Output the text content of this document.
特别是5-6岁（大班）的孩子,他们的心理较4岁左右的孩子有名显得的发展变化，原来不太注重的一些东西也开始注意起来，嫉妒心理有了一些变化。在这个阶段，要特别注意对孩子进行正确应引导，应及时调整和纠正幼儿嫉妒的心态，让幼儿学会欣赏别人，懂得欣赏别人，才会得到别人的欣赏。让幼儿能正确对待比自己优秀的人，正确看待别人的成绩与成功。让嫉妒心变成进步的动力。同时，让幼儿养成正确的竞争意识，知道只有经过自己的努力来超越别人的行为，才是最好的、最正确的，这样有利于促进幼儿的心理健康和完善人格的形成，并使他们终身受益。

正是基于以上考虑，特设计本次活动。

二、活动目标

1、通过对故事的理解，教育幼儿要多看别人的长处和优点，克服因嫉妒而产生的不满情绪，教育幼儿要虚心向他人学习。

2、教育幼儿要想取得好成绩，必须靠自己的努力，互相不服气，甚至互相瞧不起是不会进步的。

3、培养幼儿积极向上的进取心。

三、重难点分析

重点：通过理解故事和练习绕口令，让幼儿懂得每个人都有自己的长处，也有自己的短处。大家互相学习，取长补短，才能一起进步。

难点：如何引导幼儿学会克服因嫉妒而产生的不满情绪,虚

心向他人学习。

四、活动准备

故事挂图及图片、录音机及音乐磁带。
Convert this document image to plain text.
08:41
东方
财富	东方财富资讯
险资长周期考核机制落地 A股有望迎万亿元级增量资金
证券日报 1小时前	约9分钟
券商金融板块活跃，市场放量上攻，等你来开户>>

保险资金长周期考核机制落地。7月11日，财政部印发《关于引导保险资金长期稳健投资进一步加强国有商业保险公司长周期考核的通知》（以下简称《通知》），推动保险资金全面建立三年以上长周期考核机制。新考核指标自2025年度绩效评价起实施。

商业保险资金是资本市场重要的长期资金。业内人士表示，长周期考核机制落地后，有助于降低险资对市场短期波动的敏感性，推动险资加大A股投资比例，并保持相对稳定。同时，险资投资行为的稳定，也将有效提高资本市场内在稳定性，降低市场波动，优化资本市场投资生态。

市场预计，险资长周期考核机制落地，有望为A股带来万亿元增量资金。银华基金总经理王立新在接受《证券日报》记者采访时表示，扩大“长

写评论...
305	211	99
■ ■ ■
Give back the whole listing exactly as it reads.

Output the text content of this document.
特别是5-6岁（大班）的孩子,他们的心理较4岁左右的孩子有名显得的发展变化，原来不太注重的一些东西也开始注意起来，嫉妒心理有了一些变化。在这个阶段，要特别注意对孩子进行正确应引导，应及时调整和纠正幼儿嫉妒的心态，让幼儿学会欣赏别人，懂得欣赏别人，才会得到别人的欣赏。让幼儿能正确对待比自己优秀的人，正确看待别人的成绩与成功。让嫉妒心变成进步的动力。同时，让幼儿养成正确的竞争意识，知道只有经过自己的努力来超越别人的行为，才是最好的、最正确的，这样有利于促进幼儿的心理健康和完善人格的形成，并使他们终身受益。

正是基于以上考虑，特设计本次活动。

二、活动目标

1、通过对故事的理解，教育幼儿要多看别人的长处和优点，克服因嫉妒而产生的不满情绪，教育幼儿要虚心向他人学习。

2、教育幼儿要想取得好成绩，必须靠自己的努力，互相不服气，甚至互相瞧不起是不会进步的。

3、培养幼儿积极向上的进取心。

三、重难点分析

重点：通过理解故事和练习绕口令，让幼儿懂得每个人都有自己的长处，也有自己的短处。大家互相学习，取长补短，才能一起进步。

难点：如何引导幼儿学会克服因嫉妒而产生的不满情绪,虚

心向他人学习。

四、活动准备

故事挂图及图片、录音机及音乐磁带。
Convert this document image to plain text.
08:41
东方
财富	东方财富资讯
险资长周期考核机制落地 A股有望迎万亿元级增量资金
证券日报 1小时前	约9分钟
券商金融板块活跃，市场放量上攻，等你来开户>>

保险资金长周期考核机制落地。7月11日，财政部印发《关于引导保险资金长期稳健投资进一步加强国有商业保险公司长周期考核的通知》（以下简称《通知》），推动保险资金全面建立三年以上长周期考核机制。新考核指标自2025年度绩效评价起实施。

商业保险资金是资本市场重要的长期资金。业内人士表示，长周期考核机制落地后，有助于降低险资对市场短期波动的敏感性，推动险资加大A股投资比例，并保持相对稳定。同时，险资投资行为的稳定，也将有效提高资本市场内在稳定性，降低市场波动，优化资本市场投资生态。

市场预计，险资长周期考核机制落地，有望为A股带来万亿元增量资金。银华基金总经理王立新在接受《证券日报》记者采访时表示，扩大“长

写评论...
305	211	99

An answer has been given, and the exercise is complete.